Stored data entries
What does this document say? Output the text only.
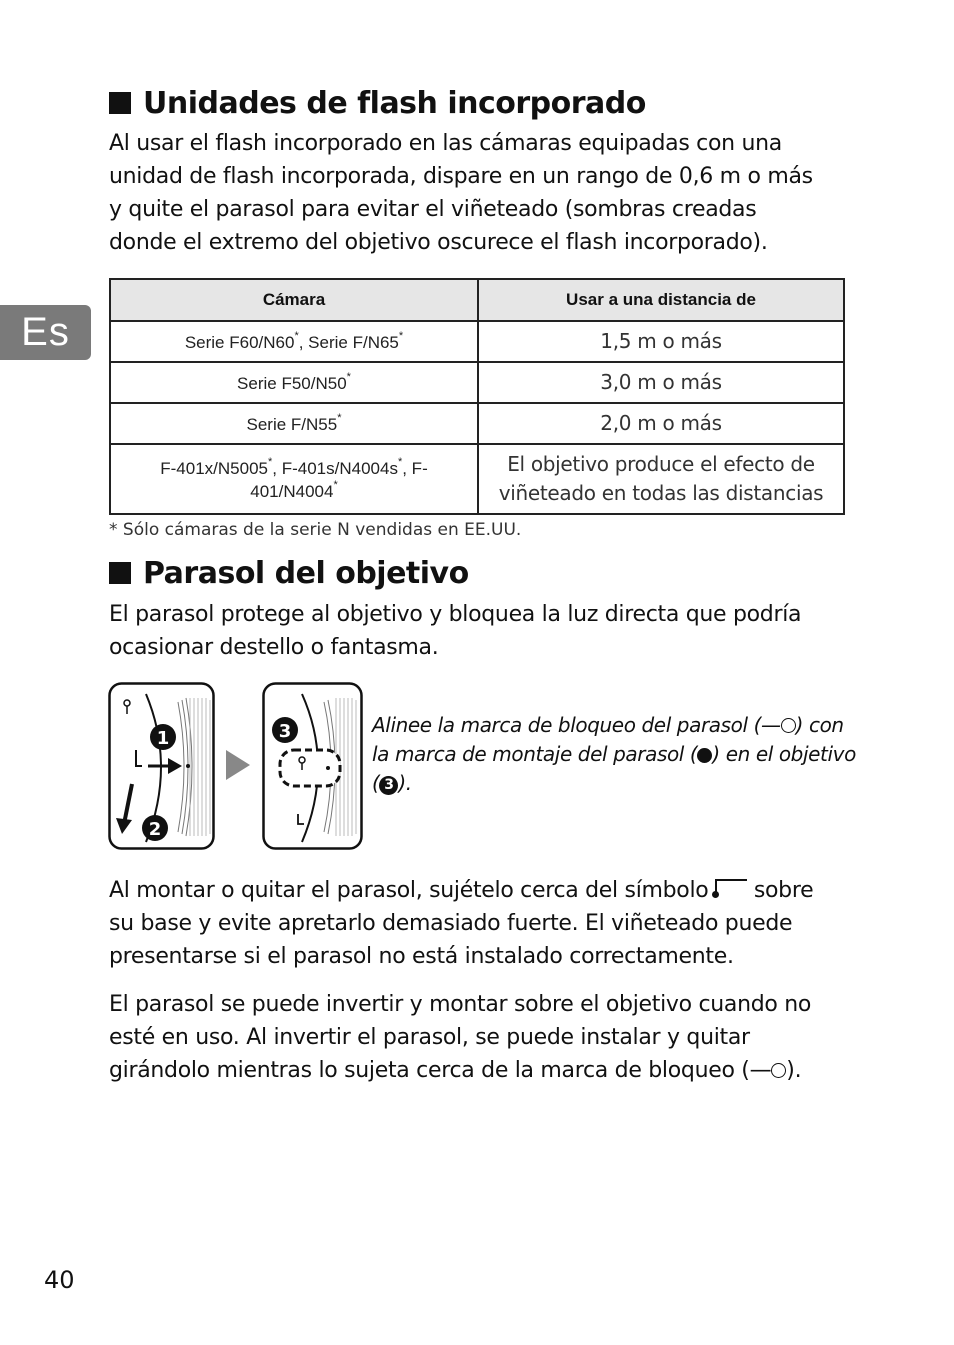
Es
Unidades de flash incorporado
Al usar el flash incorporado en las cámaras equipadas con una
unidad de flash incorporada, dispare en un rango de 0,6 m o más
y quite el parasol para evitar el viñeteado (sombras creadas
donde el extremo del objetivo oscurece el flash incorporado).
Cámara	Usar a una distancia de
Serie F60/N60*, Serie F/N65*	1,5 m o más
Serie F50/N50*	3,0 m o más
Serie F/N55*	2,0 m o más
F-401x/N5005*, F-401s/N4004s*, F-401/N4004*	El objetivo produce el efecto de
viñeteado en todas las distancias
* Sólo cámaras de la serie N vendidas en EE.UU.
Parasol del objetivo
El parasol protege al objetivo y bloquea la luz directa que podría
ocasionar destello o fantasma.
1
2
3	Alinee la marca de bloqueo del parasol (— ) con
la marca de montaje del parasol ( ) en el objetivo
( 3 ).
Al montar o quitar el parasol, sujételo cerca del símbolo sobre
su base y evite apretarlo demasiado fuerte. El viñeteado puede
presentarse si el parasol no está instalado correctamente.
El parasol se puede invertir y montar sobre el objetivo cuando no
esté en uso. Al invertir el parasol, se puede instalar y quitar
girándolo mientras lo sujeta cerca de la marca de bloqueo (— ).
40
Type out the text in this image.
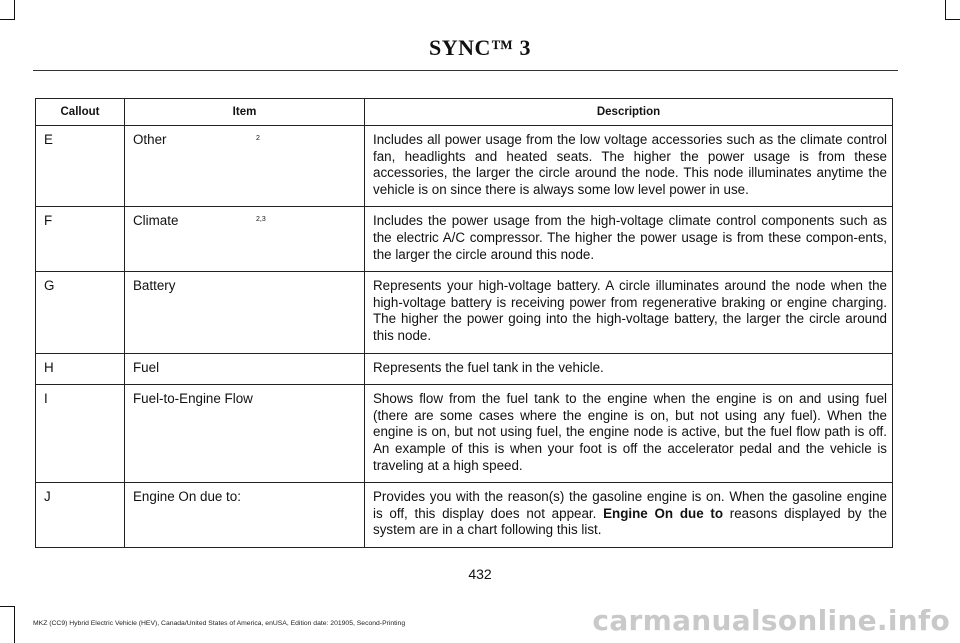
SYNC™ 3
Callout	Item	Description
E	Other 2	Includes all power usage from the low voltage accessories such as the climate control fan, headlights and heated seats. The higher the power usage is from these accessories, the larger the circle around the node. This node illuminates anytime the vehicle is on since there is always some low level power in use.
F	Climate 2,3	Includes the power usage from the high-voltage climate control components such as the electric A/C compressor. The higher the power usage is from these compon-ents, the larger the circle around this node.
G	Battery	Represents your high-voltage battery. A circle illuminates around the node when the high-voltage battery is receiving power from regenerative braking or engine charging. The higher the power going into the high-voltage battery, the larger the circle around this node.
H	Fuel	Represents the fuel tank in the vehicle.
I	Fuel-to-Engine Flow	Shows flow from the fuel tank to the engine when the engine is on and using fuel (there are some cases where the engine is on, but not using any fuel). When the engine is on, but not using fuel, the engine node is active, but the fuel flow path is off. An example of this is when your foot is off the accelerator pedal and the vehicle is traveling at a high speed.
J	Engine On due to:	Provides you with the reason(s) the gasoline engine is on. When the gasoline engine is off, this display does not appear. Engine On due to reasons displayed by the system are in a chart following this list.
432
MKZ (CC9) Hybrid Electric Vehicle (HEV), Canada/United States of America, enUSA, Edition date: 201905, Second-Printing	carmanualsonline.info
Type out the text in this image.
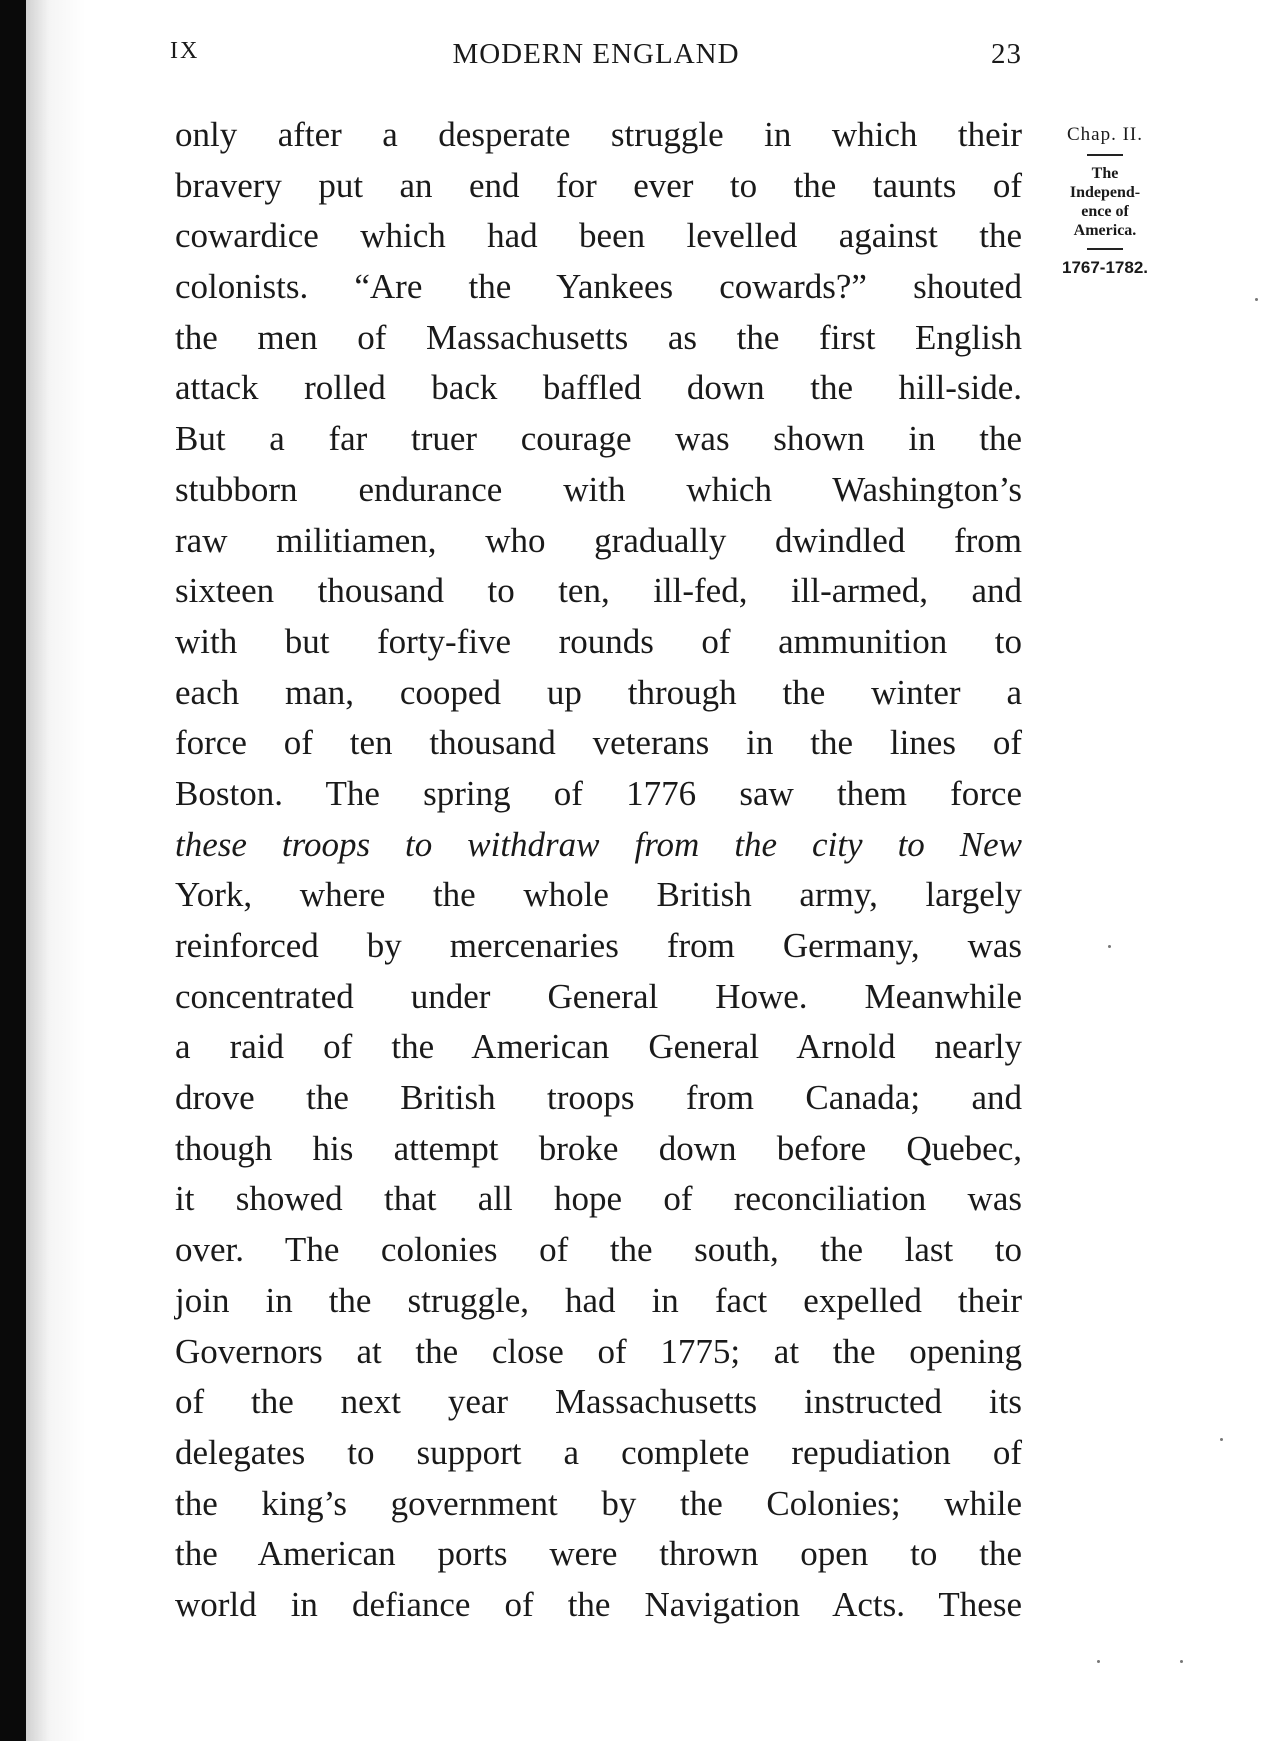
IX	MODERN ENGLAND	23
only after a desperate struggle in which their
bravery put an end for ever to the taunts of
cowardice which had been levelled against the
colonists. “Are the Yankees cowards?” shouted
the men of Massachusetts as the first English
attack rolled back baffled down the hill-side.
But a far truer courage was shown in the
stubborn endurance with which Washington’s
raw militiamen, who gradually dwindled from
sixteen thousand to ten, ill-fed, ill-armed, and
with but forty-five rounds of ammunition to
each man, cooped up through the winter a
force of ten thousand veterans in the lines of
Boston. The spring of 1776 saw them force
these troops to withdraw from the city to New
York, where the whole British army, largely
reinforced by mercenaries from Germany, was
concentrated under General Howe. Meanwhile
a raid of the American General Arnold nearly
drove the British troops from Canada; and
though his attempt broke down before Quebec,
it showed that all hope of reconciliation was
over. The colonies of the south, the last to
join in the struggle, had in fact expelled their
Governors at the close of 1775; at the opening
of the next year Massachusetts instructed its
delegates to support a complete repudiation of
the king’s government by the Colonies; while
the American ports were thrown open to the
world in defiance of the Navigation Acts. These
Chap. II.
The
Independ-
ence of
America.
1767-1782.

= TASK PROMPT =
Copy out all of the data word for word. Do not carry over any picture.

= FULL SOLUTION =
What does this document say? Output the text only.
Es
Unidades de flash incorporado
Al usar el flash incorporado en las cámaras equipadas con una
unidad de flash incorporada, dispare en un rango de 0,6 m o más
y quite el parasol para evitar el viñeteado (sombras creadas
donde el extremo del objetivo oscurece el flash incorporado).
Cámara	Usar a una distancia de
Serie F60/N60*, Serie F/N65*	1,5 m o más
Serie F50/N50*	3,0 m o más
Serie F/N55*	2,0 m o más
F-401x/N5005*, F-401s/N4004s*, F-401/N4004*	El objetivo produce el efecto de
viñeteado en todas las distancias
* Sólo cámaras de la serie N vendidas en EE.UU.
Parasol del objetivo
El parasol protege al objetivo y bloquea la luz directa que podría
ocasionar destello o fantasma.
1
2
3	Alinee la marca de bloqueo del parasol (— ) con
la marca de montaje del parasol ( ) en el objetivo
( 3 ).
Al montar o quitar el parasol, sujételo cerca del símbolo sobre
su base y evite apretarlo demasiado fuerte. El viñeteado puede
presentarse si el parasol no está instalado correctamente.
El parasol se puede invertir y montar sobre el objetivo cuando no
esté en uso. Al invertir el parasol, se puede instalar y quitar
girándolo mientras lo sujeta cerca de la marca de bloqueo (— ).
40
Type out the text in this image.
SYNC™ 3
Callout	Item	Description
E	Other 2	Includes all power usage from the low voltage accessories such as the climate control fan, headlights and heated seats. The higher the power usage is from these accessories, the larger the circle around the node. This node illuminates anytime the vehicle is on since there is always some low level power in use.
F	Climate 2,3	Includes the power usage from the high-voltage climate control components such as the electric A/C compressor. The higher the power usage is from these compon-ents, the larger the circle around this node.
G	Battery	Represents your high-voltage battery. A circle illuminates around the node when the high-voltage battery is receiving power from regenerative braking or engine charging. The higher the power going into the high-voltage battery, the larger the circle around this node.
H	Fuel	Represents the fuel tank in the vehicle.
I	Fuel-to-Engine Flow	Shows flow from the fuel tank to the engine when the engine is on and using fuel (there are some cases where the engine is on, but not using any fuel). When the engine is on, but not using fuel, the engine node is active, but the fuel flow path is off. An example of this is when your foot is off the accelerator pedal and the vehicle is traveling at a high speed.
J	Engine On due to:	Provides you with the reason(s) the gasoline engine is on. When the gasoline engine is off, this display does not appear. Engine On due to reasons displayed by the system are in a chart following this list.
432
MKZ (CC9) Hybrid Electric Vehicle (HEV), Canada/United States of America, enUSA, Edition date: 201905, Second-Printing	carmanualsonline.info
Type out the text in this image.
IX	MODERN ENGLAND	23
only after a desperate struggle in which their
bravery put an end for ever to the taunts of
cowardice which had been levelled against the
colonists. “Are the Yankees cowards?” shouted
the men of Massachusetts as the first English
attack rolled back baffled down the hill-side.
But a far truer courage was shown in the
stubborn endurance with which Washington’s
raw militiamen, who gradually dwindled from
sixteen thousand to ten, ill-fed, ill-armed, and
with but forty-five rounds of ammunition to
each man, cooped up through the winter a
force of ten thousand veterans in the lines of
Boston. The spring of 1776 saw them force
these troops to withdraw from the city to New
York, where the whole British army, largely
reinforced by mercenaries from Germany, was
concentrated under General Howe. Meanwhile
a raid of the American General Arnold nearly
drove the British troops from Canada; and
though his attempt broke down before Quebec,
it showed that all hope of reconciliation was
over. The colonies of the south, the last to
join in the struggle, had in fact expelled their
Governors at the close of 1775; at the opening
of the next year Massachusetts instructed its
delegates to support a complete repudiation of
the king’s government by the Colonies; while
the American ports were thrown open to the
world in defiance of the Navigation Acts. These
Chap. II.
The
Independ-
ence of
America.
1767-1782.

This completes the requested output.